Entries with figure data:
+-------+

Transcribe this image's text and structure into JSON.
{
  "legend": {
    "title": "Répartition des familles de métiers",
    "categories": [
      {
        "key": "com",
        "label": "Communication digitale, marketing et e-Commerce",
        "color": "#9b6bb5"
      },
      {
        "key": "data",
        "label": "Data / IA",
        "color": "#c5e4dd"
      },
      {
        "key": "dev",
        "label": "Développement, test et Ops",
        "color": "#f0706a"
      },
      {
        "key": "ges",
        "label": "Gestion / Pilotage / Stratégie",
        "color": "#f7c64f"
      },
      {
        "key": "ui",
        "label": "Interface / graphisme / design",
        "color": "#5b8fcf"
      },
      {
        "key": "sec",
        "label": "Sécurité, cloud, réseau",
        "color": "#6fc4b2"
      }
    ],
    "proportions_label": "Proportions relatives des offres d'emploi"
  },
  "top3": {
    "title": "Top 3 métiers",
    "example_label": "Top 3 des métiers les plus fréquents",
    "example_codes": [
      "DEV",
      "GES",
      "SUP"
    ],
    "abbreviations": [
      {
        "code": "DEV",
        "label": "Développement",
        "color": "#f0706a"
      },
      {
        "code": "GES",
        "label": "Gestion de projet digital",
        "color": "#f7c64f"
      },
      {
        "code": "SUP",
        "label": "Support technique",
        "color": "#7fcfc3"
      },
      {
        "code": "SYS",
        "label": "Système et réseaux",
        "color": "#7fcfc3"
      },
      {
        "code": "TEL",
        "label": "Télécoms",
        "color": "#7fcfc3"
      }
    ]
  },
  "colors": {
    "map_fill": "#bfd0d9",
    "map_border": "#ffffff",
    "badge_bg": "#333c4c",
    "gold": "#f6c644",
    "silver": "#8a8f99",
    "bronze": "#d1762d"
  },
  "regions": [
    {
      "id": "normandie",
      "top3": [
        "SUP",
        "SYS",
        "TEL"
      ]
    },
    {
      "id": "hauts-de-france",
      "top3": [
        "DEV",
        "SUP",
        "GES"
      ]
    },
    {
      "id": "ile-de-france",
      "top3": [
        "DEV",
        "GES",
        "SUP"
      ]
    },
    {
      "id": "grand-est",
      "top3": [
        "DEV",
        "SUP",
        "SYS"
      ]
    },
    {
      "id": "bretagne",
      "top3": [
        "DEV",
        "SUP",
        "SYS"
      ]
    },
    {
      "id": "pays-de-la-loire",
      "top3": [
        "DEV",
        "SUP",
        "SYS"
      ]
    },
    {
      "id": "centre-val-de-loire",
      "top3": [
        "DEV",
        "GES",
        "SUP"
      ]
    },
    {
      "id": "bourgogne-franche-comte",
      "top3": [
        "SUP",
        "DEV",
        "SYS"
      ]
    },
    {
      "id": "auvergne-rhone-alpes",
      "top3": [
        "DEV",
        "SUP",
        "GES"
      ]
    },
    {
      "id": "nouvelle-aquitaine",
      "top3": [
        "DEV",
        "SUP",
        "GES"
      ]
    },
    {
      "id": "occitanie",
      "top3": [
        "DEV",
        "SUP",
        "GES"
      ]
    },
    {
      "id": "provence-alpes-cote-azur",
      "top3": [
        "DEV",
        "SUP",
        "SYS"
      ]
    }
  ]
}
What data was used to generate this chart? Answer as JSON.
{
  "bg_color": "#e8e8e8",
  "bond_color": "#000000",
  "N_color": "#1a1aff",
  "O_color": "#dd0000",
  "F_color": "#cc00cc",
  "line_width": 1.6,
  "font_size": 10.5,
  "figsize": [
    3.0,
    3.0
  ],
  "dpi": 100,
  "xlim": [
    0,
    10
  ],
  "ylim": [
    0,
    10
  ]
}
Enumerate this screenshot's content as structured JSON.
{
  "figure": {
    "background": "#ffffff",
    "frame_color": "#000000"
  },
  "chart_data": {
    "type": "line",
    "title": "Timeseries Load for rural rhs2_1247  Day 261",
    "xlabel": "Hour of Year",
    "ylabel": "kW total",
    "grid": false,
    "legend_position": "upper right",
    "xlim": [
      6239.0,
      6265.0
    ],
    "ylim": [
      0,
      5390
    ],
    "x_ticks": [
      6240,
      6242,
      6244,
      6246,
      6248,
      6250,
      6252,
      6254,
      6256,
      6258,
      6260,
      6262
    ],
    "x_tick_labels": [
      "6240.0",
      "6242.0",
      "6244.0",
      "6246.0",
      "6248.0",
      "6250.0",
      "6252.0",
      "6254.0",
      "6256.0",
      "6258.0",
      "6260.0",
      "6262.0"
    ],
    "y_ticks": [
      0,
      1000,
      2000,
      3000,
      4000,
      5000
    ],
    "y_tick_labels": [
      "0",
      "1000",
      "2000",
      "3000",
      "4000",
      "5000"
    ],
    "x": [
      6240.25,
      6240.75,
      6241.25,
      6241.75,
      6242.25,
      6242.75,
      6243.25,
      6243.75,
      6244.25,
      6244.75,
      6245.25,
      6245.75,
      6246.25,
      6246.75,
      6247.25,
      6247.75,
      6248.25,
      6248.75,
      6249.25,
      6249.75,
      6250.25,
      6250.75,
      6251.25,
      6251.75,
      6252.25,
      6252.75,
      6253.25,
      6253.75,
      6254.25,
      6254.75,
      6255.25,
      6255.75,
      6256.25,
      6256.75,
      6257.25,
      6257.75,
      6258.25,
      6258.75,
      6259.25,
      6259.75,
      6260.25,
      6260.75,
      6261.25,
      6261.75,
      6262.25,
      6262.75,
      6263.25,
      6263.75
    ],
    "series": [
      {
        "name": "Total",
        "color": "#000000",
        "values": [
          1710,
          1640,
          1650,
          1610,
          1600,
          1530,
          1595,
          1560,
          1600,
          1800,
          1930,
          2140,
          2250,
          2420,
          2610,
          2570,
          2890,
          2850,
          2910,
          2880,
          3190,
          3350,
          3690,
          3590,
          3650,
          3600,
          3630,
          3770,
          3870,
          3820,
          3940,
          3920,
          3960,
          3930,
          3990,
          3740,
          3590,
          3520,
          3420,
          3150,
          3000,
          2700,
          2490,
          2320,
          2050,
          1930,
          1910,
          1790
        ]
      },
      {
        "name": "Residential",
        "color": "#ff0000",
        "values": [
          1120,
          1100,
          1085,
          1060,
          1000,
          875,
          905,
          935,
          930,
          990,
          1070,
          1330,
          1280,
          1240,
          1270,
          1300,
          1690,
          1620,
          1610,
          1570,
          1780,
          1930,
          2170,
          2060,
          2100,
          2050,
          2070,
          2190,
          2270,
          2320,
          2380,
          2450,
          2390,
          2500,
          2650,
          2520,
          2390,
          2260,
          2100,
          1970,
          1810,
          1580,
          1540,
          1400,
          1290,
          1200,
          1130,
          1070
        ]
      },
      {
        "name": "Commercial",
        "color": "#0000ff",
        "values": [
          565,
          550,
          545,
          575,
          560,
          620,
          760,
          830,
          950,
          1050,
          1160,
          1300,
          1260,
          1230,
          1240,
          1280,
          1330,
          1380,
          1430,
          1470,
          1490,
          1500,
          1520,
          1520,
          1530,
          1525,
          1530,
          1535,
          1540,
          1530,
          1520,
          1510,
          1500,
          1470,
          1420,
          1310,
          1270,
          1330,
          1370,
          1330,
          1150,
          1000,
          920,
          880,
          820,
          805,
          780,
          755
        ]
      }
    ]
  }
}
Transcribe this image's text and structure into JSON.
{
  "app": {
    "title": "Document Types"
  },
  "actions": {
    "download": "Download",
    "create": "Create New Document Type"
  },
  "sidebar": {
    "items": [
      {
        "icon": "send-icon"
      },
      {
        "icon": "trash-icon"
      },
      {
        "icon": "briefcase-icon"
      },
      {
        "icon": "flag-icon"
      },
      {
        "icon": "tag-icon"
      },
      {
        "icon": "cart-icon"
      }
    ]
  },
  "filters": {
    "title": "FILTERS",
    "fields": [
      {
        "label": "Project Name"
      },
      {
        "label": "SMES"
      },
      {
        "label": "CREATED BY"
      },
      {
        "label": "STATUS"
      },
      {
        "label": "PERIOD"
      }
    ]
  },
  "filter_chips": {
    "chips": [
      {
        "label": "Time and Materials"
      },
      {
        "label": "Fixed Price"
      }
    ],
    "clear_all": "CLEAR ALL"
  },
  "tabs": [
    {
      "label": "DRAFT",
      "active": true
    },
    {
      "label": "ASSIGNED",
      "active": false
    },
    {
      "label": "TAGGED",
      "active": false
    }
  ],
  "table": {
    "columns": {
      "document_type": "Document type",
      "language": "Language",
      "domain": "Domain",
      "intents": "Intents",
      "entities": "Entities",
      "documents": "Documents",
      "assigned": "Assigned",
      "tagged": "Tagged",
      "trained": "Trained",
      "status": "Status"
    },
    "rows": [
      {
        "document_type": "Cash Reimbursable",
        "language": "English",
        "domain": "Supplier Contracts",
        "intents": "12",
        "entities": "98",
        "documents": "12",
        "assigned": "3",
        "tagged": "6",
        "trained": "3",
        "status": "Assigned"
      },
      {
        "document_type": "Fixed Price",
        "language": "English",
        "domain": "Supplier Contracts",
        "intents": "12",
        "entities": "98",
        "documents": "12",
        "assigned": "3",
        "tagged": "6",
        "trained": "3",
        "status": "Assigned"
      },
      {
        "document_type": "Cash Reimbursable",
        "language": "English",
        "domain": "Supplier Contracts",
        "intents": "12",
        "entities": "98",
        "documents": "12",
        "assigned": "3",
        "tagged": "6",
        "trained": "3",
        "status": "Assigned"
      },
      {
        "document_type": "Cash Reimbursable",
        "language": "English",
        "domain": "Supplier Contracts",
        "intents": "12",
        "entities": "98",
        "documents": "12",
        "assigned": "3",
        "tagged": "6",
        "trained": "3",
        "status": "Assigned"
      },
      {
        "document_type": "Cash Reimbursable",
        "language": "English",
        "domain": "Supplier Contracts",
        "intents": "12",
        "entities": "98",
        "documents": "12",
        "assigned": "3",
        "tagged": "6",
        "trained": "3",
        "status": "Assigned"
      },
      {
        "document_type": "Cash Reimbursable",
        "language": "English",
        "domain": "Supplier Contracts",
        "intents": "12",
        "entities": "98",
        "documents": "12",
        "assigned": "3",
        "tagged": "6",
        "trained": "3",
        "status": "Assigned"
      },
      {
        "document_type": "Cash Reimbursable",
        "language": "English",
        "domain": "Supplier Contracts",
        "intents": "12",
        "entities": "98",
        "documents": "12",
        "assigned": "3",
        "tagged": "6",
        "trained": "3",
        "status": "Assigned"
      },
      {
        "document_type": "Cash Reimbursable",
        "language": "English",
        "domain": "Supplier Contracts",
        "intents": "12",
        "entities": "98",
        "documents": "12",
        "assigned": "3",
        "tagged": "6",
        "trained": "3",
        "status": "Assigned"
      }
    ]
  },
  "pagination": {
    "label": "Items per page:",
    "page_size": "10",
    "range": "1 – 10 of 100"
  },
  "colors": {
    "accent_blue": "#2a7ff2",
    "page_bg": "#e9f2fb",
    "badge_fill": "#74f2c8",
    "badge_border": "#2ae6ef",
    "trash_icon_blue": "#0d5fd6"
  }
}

+-------+

◆ **Exercise objective**: Pick out lines containing the word "Développement", each one as written.

◆ **Full output**:
        "label": "Développement, test et Ops",
        "label": "Développement",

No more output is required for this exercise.